- WHAT YOU WILL DO: What lines of the data include the string "జతపరచ"? Copy them all.

- RECORDED DATA:
#####

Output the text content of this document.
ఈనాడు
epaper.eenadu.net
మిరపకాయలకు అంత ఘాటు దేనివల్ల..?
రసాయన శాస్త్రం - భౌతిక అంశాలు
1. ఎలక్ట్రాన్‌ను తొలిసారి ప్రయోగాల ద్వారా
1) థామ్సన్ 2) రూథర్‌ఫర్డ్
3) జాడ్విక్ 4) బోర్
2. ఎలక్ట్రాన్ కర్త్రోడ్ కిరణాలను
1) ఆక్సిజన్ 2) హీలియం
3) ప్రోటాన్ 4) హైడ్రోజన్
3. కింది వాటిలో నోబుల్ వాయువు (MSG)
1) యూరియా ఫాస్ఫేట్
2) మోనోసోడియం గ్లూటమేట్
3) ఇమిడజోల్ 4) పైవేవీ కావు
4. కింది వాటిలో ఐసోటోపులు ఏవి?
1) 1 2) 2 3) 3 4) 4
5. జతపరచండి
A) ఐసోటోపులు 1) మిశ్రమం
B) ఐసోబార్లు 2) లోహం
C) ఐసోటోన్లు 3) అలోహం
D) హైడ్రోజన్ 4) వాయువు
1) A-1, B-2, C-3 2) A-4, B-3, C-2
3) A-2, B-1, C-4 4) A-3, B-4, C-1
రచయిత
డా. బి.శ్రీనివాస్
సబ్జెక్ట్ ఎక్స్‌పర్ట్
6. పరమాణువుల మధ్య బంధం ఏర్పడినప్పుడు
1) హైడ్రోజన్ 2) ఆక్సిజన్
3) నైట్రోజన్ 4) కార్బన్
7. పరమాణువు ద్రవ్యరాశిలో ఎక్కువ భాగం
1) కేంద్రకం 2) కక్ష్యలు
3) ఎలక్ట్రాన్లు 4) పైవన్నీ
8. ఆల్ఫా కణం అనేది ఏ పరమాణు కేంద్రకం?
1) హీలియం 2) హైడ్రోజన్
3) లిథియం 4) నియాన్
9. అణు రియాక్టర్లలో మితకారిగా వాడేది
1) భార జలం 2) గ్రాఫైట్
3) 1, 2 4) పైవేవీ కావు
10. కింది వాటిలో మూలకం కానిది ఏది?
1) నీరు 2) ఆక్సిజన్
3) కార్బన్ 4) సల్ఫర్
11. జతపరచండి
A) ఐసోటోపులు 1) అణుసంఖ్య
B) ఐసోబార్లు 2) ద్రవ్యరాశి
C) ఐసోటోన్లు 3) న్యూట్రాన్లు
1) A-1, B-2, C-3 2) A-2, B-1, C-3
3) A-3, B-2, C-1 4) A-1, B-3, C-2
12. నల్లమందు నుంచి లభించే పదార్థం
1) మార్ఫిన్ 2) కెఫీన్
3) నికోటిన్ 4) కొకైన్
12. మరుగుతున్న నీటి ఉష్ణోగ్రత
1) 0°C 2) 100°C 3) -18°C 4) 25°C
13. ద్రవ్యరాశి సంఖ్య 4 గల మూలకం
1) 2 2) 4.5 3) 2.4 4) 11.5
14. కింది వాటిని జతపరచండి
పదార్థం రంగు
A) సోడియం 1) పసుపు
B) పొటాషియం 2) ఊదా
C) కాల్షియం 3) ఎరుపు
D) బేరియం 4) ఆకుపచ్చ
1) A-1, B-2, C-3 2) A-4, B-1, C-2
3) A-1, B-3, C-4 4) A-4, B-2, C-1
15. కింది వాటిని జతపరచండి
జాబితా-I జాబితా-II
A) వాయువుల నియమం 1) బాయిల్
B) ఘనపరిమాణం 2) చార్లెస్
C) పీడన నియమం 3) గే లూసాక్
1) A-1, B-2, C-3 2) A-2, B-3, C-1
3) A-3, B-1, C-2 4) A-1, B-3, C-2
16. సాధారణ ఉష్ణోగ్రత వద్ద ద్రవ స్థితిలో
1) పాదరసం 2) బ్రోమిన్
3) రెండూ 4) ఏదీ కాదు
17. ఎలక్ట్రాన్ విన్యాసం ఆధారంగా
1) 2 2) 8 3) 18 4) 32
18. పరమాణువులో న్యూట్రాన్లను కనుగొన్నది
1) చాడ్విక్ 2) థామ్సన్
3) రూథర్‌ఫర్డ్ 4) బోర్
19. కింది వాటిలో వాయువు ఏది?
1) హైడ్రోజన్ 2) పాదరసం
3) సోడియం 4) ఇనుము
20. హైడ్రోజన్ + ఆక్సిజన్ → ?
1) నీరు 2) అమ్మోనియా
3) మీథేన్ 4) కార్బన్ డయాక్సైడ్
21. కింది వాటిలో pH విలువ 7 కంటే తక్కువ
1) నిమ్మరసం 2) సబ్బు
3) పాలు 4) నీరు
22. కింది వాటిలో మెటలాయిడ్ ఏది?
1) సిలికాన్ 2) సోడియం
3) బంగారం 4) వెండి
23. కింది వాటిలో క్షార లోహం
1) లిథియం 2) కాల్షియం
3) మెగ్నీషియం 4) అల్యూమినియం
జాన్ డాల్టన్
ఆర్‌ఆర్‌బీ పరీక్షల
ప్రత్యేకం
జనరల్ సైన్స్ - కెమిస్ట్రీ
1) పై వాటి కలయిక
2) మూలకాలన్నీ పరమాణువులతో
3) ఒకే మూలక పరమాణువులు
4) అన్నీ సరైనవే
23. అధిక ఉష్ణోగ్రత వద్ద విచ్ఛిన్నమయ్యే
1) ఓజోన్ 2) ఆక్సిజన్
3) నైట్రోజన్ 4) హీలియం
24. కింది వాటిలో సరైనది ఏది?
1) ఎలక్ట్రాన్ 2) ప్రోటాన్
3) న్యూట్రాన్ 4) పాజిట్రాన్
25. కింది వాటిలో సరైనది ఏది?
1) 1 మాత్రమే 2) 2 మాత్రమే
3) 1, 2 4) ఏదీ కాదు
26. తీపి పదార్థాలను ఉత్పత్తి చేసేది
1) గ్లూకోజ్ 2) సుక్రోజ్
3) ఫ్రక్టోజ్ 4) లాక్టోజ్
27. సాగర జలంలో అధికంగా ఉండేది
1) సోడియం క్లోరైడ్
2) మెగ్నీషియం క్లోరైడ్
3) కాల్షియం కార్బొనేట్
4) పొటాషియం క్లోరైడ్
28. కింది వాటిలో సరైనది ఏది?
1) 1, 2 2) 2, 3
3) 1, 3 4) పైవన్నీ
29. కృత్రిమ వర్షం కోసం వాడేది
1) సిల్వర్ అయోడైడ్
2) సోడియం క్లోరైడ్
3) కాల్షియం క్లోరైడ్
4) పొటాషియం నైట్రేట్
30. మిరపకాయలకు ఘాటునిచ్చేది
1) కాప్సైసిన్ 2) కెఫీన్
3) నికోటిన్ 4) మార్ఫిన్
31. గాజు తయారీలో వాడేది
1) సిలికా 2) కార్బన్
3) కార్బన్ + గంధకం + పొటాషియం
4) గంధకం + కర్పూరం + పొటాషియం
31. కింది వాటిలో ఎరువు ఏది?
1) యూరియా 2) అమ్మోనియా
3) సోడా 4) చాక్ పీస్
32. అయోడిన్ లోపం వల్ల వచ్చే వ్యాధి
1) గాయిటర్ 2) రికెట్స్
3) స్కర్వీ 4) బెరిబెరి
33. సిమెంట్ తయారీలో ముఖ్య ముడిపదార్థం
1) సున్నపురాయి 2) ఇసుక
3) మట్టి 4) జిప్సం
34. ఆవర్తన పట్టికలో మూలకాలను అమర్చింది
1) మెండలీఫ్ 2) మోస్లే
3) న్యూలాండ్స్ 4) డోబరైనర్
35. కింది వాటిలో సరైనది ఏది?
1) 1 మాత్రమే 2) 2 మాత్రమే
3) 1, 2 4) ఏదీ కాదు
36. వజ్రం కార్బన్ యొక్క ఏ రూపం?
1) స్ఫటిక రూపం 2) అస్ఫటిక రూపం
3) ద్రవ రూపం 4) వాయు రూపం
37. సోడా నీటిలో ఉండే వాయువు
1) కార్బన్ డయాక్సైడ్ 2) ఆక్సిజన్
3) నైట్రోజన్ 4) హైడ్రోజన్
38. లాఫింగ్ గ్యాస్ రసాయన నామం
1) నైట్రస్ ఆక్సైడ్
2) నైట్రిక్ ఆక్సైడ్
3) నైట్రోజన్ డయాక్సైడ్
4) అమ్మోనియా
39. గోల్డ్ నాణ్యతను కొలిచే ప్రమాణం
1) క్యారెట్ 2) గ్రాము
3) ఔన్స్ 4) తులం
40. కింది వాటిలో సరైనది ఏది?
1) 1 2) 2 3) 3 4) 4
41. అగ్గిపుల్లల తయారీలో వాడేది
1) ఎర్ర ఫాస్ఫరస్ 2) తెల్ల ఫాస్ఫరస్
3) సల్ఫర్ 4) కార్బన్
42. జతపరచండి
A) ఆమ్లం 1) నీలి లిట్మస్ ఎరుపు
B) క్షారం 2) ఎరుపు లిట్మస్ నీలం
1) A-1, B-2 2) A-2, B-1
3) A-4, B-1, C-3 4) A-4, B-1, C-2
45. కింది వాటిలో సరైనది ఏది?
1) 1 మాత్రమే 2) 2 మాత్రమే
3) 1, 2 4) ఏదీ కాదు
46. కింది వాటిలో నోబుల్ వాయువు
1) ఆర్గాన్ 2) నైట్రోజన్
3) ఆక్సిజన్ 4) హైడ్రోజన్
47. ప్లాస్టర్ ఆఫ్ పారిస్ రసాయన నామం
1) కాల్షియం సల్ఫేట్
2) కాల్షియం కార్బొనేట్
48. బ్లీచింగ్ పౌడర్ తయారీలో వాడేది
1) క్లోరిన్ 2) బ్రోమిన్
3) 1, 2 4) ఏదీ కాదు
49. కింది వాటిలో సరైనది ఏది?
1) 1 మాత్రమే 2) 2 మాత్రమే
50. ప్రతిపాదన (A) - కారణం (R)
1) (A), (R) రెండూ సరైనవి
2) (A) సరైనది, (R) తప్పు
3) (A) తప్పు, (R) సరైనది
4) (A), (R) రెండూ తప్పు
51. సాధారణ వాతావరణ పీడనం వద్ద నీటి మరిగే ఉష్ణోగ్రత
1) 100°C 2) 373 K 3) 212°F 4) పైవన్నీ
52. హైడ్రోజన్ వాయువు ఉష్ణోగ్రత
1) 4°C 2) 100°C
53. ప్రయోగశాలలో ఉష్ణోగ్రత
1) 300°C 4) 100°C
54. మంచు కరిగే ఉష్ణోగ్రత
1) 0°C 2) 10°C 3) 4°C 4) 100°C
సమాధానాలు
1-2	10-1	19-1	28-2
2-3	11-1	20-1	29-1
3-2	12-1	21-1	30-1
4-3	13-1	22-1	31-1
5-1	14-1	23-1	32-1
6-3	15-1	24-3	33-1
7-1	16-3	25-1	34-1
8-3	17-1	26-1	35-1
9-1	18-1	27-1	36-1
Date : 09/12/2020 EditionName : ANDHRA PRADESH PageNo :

#####

- THE COMPLETED TASK:
5. జతపరచండి
11. జతపరచండి
14. కింది వాటిని జతపరచండి
15. కింది వాటిని జతపరచండి
42. జతపరచండి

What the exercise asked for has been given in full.